- **What you should do**:
Copy all the material that follows, keeping every character the same.

----- Data to use

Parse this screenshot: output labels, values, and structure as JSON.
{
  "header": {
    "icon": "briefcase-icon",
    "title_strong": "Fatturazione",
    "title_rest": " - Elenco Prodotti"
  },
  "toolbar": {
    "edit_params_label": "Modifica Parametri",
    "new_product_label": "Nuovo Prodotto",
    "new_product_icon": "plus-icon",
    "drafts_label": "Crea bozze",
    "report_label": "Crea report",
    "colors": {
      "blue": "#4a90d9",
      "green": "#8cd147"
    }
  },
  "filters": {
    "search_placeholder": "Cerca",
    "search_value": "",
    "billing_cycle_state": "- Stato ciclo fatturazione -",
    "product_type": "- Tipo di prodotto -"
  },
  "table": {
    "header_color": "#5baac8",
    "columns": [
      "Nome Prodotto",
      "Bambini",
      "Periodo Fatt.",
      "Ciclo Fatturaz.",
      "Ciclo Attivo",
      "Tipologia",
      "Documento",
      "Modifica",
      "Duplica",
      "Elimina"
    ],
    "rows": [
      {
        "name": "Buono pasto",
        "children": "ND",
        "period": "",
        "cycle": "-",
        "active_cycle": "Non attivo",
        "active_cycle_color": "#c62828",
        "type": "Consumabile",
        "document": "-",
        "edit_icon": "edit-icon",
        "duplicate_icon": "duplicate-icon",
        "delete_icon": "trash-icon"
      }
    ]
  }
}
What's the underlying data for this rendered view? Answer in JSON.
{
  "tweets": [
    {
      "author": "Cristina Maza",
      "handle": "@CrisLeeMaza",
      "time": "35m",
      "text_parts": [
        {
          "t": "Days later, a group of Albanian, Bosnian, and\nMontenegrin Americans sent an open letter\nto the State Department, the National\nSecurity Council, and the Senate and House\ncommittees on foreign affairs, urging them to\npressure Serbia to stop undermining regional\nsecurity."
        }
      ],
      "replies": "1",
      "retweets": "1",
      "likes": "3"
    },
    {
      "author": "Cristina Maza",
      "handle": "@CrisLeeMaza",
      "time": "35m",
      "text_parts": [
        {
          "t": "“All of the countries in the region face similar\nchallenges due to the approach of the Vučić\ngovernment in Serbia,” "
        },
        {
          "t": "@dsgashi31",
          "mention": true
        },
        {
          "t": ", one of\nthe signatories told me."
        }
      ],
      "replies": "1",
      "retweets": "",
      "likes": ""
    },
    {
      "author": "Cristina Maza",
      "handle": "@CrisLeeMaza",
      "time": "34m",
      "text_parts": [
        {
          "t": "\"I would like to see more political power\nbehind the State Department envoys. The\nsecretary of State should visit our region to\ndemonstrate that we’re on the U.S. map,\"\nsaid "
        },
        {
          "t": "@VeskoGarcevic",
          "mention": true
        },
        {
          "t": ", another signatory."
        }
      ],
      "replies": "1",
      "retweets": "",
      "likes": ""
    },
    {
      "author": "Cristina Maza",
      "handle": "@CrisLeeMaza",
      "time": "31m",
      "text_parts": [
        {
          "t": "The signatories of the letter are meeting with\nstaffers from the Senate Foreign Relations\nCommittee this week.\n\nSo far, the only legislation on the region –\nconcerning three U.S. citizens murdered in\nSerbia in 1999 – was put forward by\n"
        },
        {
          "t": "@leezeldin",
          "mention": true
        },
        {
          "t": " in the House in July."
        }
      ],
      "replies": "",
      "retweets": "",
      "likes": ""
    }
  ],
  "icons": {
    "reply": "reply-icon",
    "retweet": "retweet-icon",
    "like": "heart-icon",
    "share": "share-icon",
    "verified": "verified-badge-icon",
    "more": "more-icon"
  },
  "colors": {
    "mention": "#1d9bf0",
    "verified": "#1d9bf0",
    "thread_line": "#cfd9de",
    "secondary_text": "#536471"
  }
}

----------

- **Task response**:
Parse this screenshot: output labels, values, and structure as JSON.
{
  "header": {
    "icon": "briefcase-icon",
    "title_strong": "Fatturazione",
    "title_rest": " - Elenco Prodotti"
  },
  "toolbar": {
    "edit_params_label": "Modifica Parametri",
    "new_product_label": "Nuovo Prodotto",
    "new_product_icon": "plus-icon",
    "drafts_label": "Crea bozze",
    "report_label": "Crea report",
    "colors": {
      "blue": "#4a90d9",
      "green": "#8cd147"
    }
  },
  "filters": {
    "search_placeholder": "Cerca",
    "search_value": "",
    "billing_cycle_state": "- Stato ciclo fatturazione -",
    "product_type": "- Tipo di prodotto -"
  },
  "table": {
    "header_color": "#5baac8",
    "columns": [
      "Nome Prodotto",
      "Bambini",
      "Periodo Fatt.",
      "Ciclo Fatturaz.",
      "Ciclo Attivo",
      "Tipologia",
      "Documento",
      "Modifica",
      "Duplica",
      "Elimina"
    ],
    "rows": [
      {
        "name": "Buono pasto",
        "children": "ND",
        "period": "",
        "cycle": "-",
        "active_cycle": "Non attivo",
        "active_cycle_color": "#c62828",
        "type": "Consumabile",
        "document": "-",
        "edit_icon": "edit-icon",
        "duplicate_icon": "duplicate-icon",
        "delete_icon": "trash-icon"
      }
    ]
  }
}
What's the underlying data for this rendered view? Answer in JSON.
{
  "tweets": [
    {
      "author": "Cristina Maza",
      "handle": "@CrisLeeMaza",
      "time": "35m",
      "text_parts": [
        {
          "t": "Days later, a group of Albanian, Bosnian, and\nMontenegrin Americans sent an open letter\nto the State Department, the National\nSecurity Council, and the Senate and House\ncommittees on foreign affairs, urging them to\npressure Serbia to stop undermining regional\nsecurity."
        }
      ],
      "replies": "1",
      "retweets": "1",
      "likes": "3"
    },
    {
      "author": "Cristina Maza",
      "handle": "@CrisLeeMaza",
      "time": "35m",
      "text_parts": [
        {
          "t": "“All of the countries in the region face similar\nchallenges due to the approach of the Vučić\ngovernment in Serbia,” "
        },
        {
          "t": "@dsgashi31",
          "mention": true
        },
        {
          "t": ", one of\nthe signatories told me."
        }
      ],
      "replies": "1",
      "retweets": "",
      "likes": ""
    },
    {
      "author": "Cristina Maza",
      "handle": "@CrisLeeMaza",
      "time": "34m",
      "text_parts": [
        {
          "t": "\"I would like to see more political power\nbehind the State Department envoys. The\nsecretary of State should visit our region to\ndemonstrate that we’re on the U.S. map,\"\nsaid "
        },
        {
          "t": "@VeskoGarcevic",
          "mention": true
        },
        {
          "t": ", another signatory."
        }
      ],
      "replies": "1",
      "retweets": "",
      "likes": ""
    },
    {
      "author": "Cristina Maza",
      "handle": "@CrisLeeMaza",
      "time": "31m",
      "text_parts": [
        {
          "t": "The signatories of the letter are meeting with\nstaffers from the Senate Foreign Relations\nCommittee this week.\n\nSo far, the only legislation on the region –\nconcerning three U.S. citizens murdered in\nSerbia in 1999 – was put forward by\n"
        },
        {
          "t": "@leezeldin",
          "mention": true
        },
        {
          "t": " in the House in July."
        }
      ],
      "replies": "",
      "retweets": "",
      "likes": ""
    }
  ],
  "icons": {
    "reply": "reply-icon",
    "retweet": "retweet-icon",
    "like": "heart-icon",
    "share": "share-icon",
    "verified": "verified-badge-icon",
    "more": "more-icon"
  },
  "colors": {
    "mention": "#1d9bf0",
    "verified": "#1d9bf0",
    "thread_line": "#cfd9de",
    "secondary_text": "#536471"
  }
}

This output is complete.